## TASK PROMPT
Within the material below, find each line bearing the word "biến" and present it.

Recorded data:
☆ ☆ ☆ ☆ ☆
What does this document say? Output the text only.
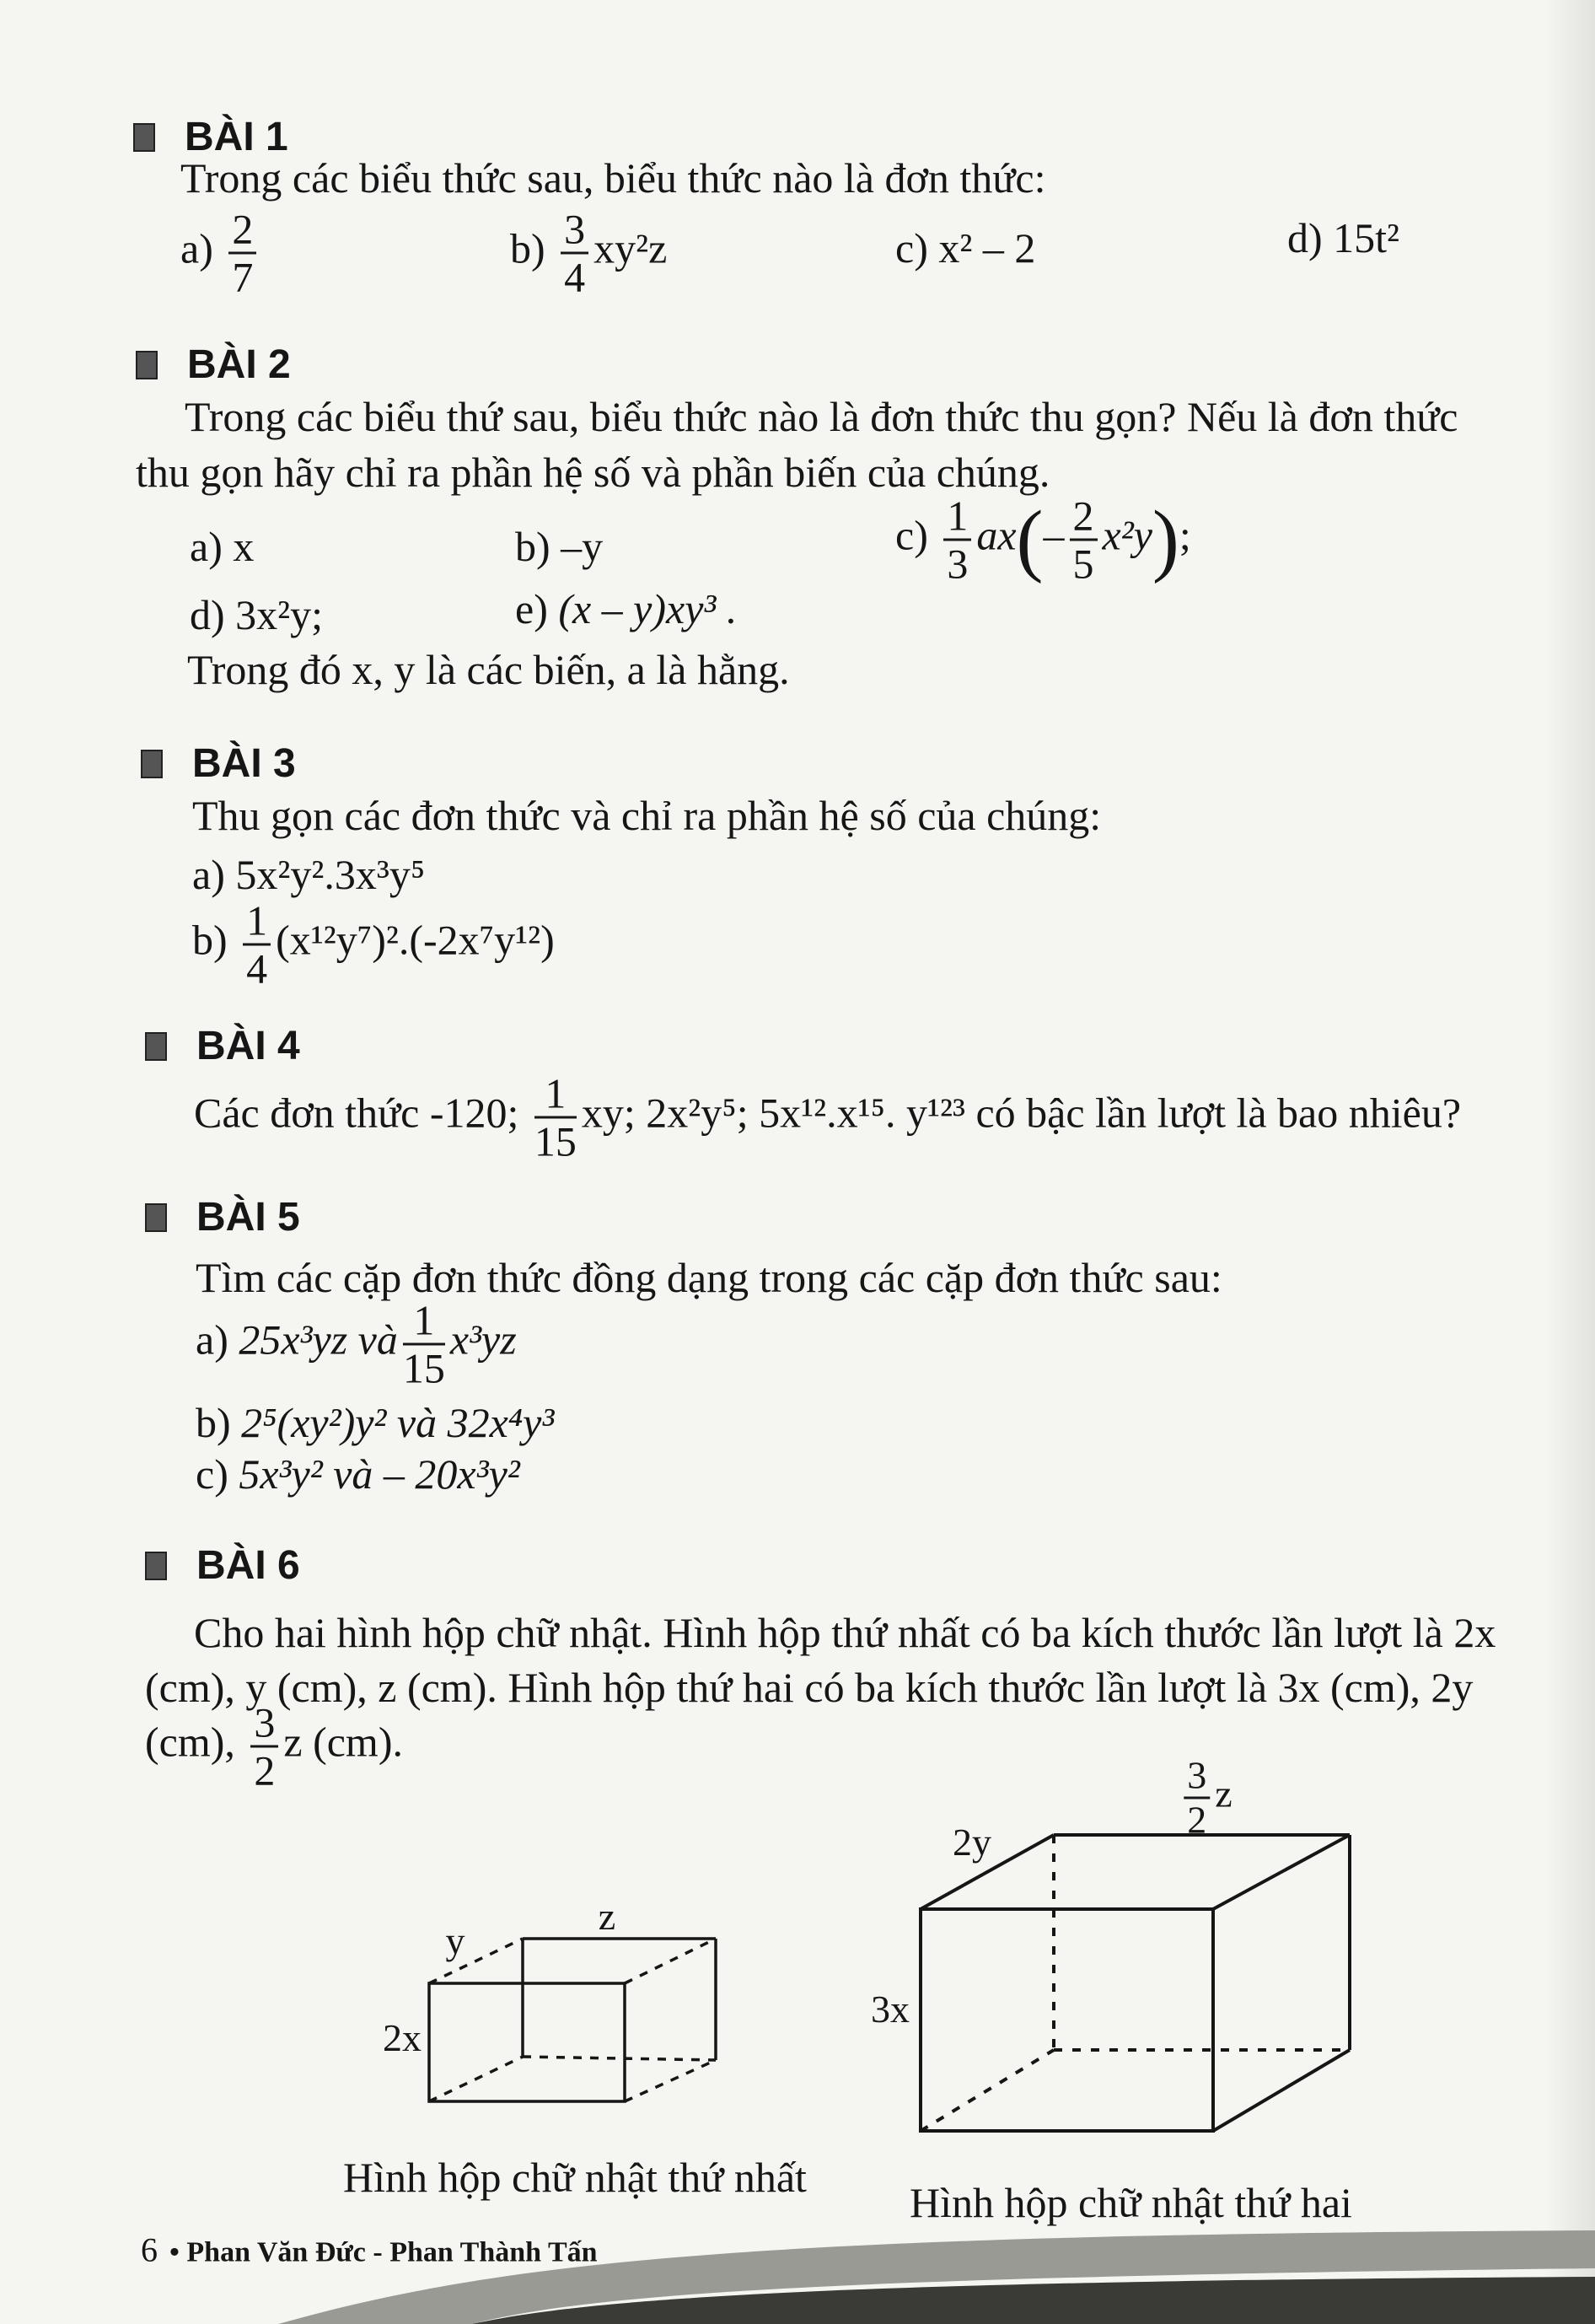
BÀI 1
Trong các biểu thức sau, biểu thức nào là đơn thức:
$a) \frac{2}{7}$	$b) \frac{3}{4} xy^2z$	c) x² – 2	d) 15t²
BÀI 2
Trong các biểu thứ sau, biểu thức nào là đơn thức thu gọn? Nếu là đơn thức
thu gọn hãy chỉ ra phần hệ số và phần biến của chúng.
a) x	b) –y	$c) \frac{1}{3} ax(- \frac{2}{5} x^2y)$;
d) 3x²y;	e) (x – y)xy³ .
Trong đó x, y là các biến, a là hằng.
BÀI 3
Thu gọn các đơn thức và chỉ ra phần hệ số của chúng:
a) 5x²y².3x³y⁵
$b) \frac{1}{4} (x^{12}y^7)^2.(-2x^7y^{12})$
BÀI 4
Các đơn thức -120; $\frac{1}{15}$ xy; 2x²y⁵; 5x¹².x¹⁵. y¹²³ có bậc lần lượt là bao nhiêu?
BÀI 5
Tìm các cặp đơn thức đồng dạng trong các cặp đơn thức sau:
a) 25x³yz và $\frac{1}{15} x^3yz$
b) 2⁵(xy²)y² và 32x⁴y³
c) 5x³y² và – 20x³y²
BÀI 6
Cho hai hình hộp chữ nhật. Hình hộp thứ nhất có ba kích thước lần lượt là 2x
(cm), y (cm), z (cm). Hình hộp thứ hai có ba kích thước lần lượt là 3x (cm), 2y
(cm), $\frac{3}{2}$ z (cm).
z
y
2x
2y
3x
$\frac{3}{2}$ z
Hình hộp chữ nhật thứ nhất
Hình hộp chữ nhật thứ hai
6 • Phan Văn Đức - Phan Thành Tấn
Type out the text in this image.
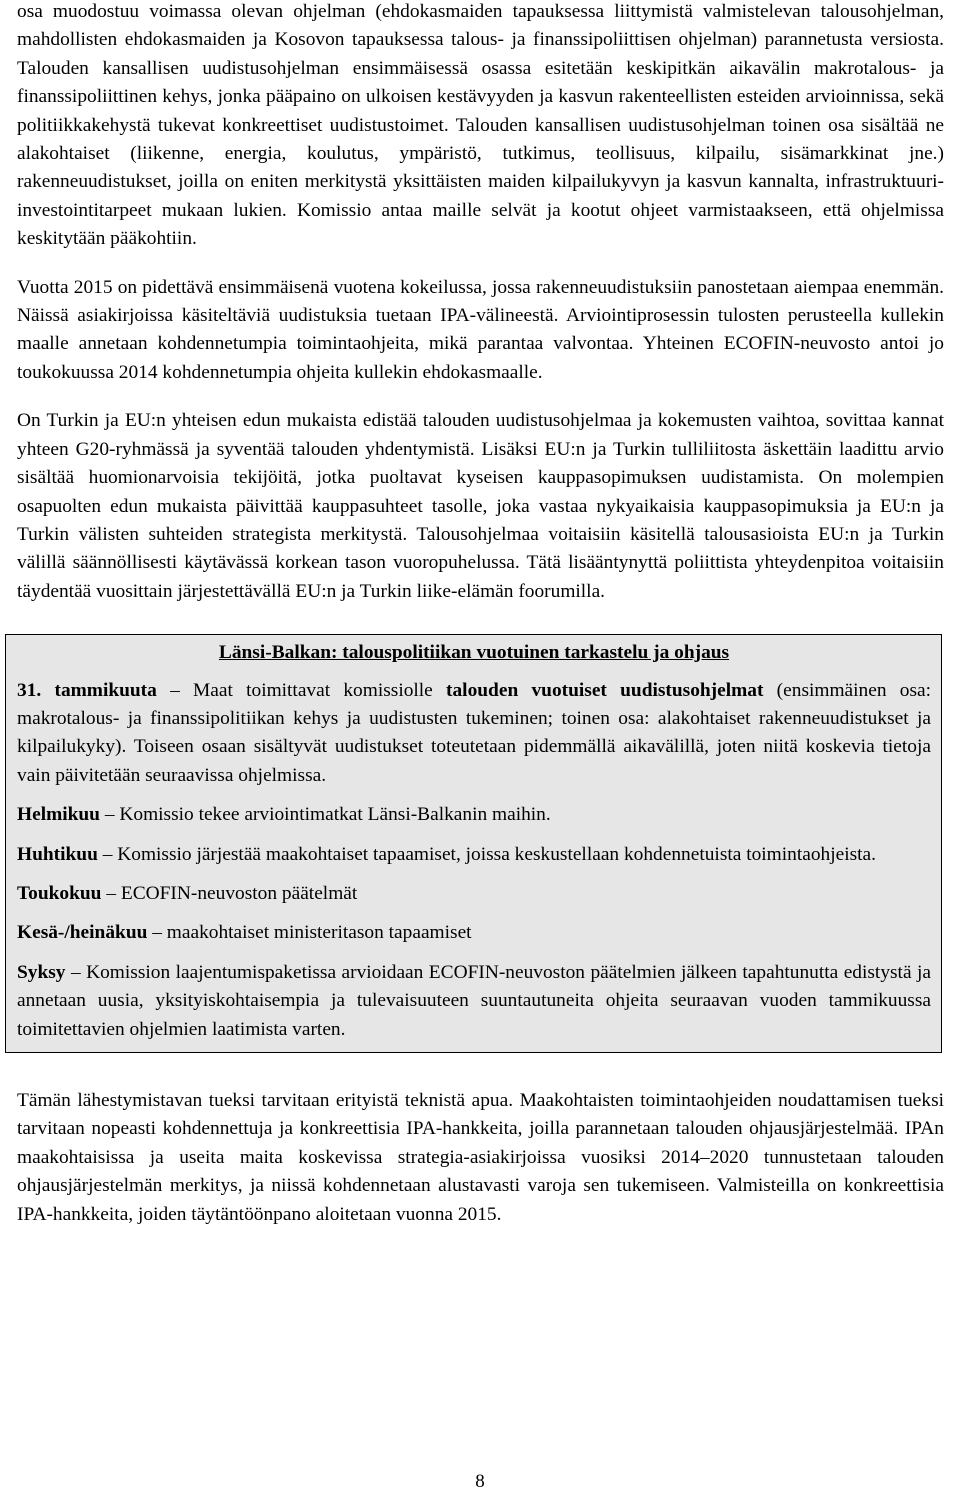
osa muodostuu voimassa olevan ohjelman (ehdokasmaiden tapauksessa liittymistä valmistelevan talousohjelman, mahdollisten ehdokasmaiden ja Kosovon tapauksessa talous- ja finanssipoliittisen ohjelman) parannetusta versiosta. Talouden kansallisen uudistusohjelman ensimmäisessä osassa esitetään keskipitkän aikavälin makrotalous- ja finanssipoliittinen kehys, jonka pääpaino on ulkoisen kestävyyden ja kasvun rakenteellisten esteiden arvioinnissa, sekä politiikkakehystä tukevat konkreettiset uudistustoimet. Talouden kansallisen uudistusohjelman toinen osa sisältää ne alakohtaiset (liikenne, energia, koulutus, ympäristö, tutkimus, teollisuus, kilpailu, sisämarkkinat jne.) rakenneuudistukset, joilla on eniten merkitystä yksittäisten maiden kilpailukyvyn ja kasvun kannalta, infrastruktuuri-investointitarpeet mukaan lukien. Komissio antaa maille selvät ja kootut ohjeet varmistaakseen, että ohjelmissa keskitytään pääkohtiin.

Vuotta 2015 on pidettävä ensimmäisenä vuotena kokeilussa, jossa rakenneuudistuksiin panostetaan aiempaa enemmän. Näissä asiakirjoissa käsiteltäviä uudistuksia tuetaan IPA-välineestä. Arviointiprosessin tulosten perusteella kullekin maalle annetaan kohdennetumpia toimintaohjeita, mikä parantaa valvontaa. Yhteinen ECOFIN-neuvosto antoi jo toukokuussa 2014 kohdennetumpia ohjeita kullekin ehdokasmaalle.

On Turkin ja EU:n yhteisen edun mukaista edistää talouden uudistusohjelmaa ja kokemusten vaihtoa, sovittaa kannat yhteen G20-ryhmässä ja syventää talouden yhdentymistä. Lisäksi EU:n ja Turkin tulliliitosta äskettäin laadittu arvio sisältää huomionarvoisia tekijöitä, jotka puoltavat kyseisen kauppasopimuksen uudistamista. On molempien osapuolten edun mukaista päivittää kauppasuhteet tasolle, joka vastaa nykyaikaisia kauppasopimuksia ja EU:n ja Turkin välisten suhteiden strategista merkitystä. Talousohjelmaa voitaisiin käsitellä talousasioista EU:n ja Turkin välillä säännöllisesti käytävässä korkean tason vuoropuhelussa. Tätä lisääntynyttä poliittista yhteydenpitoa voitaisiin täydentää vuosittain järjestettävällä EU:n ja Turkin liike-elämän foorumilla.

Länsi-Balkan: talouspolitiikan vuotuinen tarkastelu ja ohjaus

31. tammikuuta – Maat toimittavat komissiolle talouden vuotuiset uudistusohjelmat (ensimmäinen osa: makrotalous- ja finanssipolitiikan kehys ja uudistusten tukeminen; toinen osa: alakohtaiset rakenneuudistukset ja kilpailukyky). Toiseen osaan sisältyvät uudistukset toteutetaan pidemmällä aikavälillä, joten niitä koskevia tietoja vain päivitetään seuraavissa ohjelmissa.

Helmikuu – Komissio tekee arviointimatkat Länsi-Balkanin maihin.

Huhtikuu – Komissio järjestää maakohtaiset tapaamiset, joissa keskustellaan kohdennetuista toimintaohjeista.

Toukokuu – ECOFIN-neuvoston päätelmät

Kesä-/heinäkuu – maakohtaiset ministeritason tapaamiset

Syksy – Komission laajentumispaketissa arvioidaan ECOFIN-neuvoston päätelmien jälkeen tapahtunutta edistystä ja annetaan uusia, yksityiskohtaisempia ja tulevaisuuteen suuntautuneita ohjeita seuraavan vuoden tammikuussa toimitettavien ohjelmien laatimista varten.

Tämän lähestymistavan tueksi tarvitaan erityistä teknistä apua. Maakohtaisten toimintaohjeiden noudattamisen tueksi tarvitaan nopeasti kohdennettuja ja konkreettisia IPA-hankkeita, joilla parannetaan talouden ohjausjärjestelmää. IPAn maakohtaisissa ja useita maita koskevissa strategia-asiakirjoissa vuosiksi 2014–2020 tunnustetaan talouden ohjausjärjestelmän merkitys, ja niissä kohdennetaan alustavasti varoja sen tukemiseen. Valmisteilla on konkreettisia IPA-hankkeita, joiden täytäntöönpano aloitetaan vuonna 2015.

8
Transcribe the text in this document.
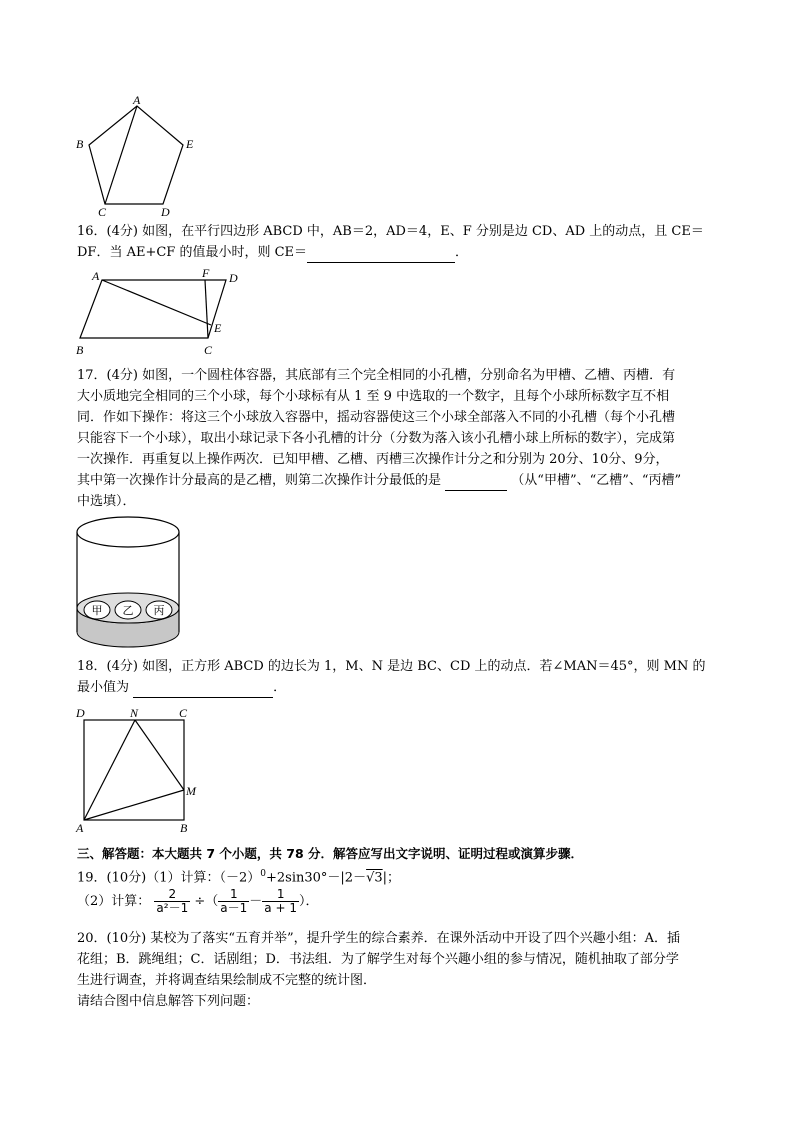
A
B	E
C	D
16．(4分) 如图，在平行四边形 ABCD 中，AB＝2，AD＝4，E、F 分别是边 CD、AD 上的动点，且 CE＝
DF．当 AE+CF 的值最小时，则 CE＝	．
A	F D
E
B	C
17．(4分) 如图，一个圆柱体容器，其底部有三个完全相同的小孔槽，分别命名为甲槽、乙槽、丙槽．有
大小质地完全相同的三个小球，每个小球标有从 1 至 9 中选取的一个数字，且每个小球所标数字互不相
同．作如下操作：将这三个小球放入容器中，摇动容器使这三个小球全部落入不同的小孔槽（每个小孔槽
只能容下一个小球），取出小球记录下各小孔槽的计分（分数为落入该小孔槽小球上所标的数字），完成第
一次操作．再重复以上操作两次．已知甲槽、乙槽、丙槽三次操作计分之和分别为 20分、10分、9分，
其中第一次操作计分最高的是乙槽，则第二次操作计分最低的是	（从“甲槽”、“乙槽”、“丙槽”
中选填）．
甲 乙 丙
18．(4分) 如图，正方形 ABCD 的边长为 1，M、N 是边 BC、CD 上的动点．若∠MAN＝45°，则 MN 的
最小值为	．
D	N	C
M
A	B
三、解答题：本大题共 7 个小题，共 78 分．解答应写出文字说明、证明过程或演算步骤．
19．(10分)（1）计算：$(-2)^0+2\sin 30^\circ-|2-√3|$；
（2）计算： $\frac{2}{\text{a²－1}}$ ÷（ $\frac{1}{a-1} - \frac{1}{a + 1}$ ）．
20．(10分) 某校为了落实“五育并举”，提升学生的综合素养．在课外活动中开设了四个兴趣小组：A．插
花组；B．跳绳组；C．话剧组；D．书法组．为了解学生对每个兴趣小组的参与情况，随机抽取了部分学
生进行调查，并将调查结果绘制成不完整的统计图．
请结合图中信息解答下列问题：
☆ ☆ ☆ ☆ ☆
## EXERCISE OUTPUT
thu gọn hãy chỉ ra phần hệ số và phần biến của chúng.
Trong đó x, y là các biến, a là hằng.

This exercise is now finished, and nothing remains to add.